◆ **Page excerpt**
● ● ● ● ●
5 Financial Regulators and their roles explained

Financial regulators were put in place to protect consumers. These regulators came about due the lack of transparency and honesty in the financial services sector, which we could see during the financial crisis of 2007-08, where financial services providers such as Lehman Brothers were mis selling PPI (Payment protection insurance) giving mortgages to individuals that couldn’t afford ie. subprime mortgages.

As a direct result of this Sir John Vickers set up an independent Commission on banking to avoid such circumstances from occurring in the future. The aim of this was to reach greater stability in the financial services sector which would also help support a sustainable UK economy. The key recommendations of the commission include the following:

  • Reduce the amount of risk that banks take
  • Improve the regulation of financial services providers
  • Make it easier and cheaper to deal with banks experiencing trouble
  • Make a distinction between retail and investment banking
  • Make sure banks have a cushion which they could fall back on if they experience losses

The regulators include the following: PRA, FCA, FOS, FSCS, CMA

The PRA:

The PRA which stands for Prudential Regulation Authority, is a part of the Bank of England and reports to the Parliament. It is responsible for the regulation of financial institutions such as, banks, credit unions, building societies, insurers and investment firms. Its objectives include securing protection for insurance policyholders and assuring the safety and soundness of providers. It sets out certain requirements which providers must adhere to, to manage risks. These requirements include having enough cash reserves to fall back on if losses are made, managing risks well, having good management.
● ● ● ● ●
◆ **Collected material**
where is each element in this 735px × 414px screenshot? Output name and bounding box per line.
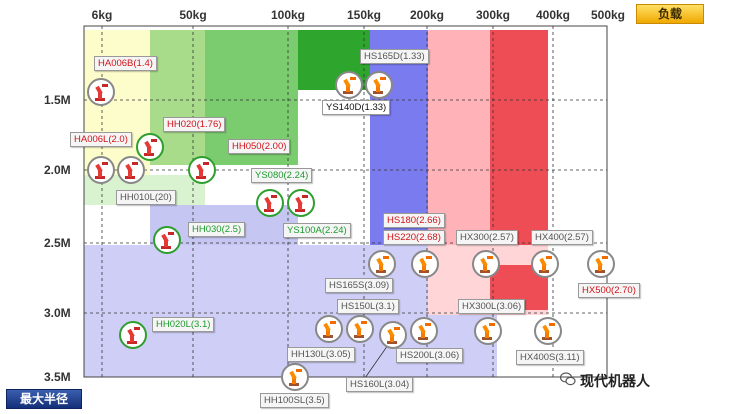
● ● ● ● ●
◆ **Objective**
Render this sentence from the text on financial regulators in Spanish: "Its objectives include securing protection for insurance policyholders and assuring the safety and soundness of providers."

◆ **Answer to this exercise**
Sus objetivos incluyen garantizar la protección de los titulares de pólizas de seguro y asegurar la seguridad y la solidez de los proveedores.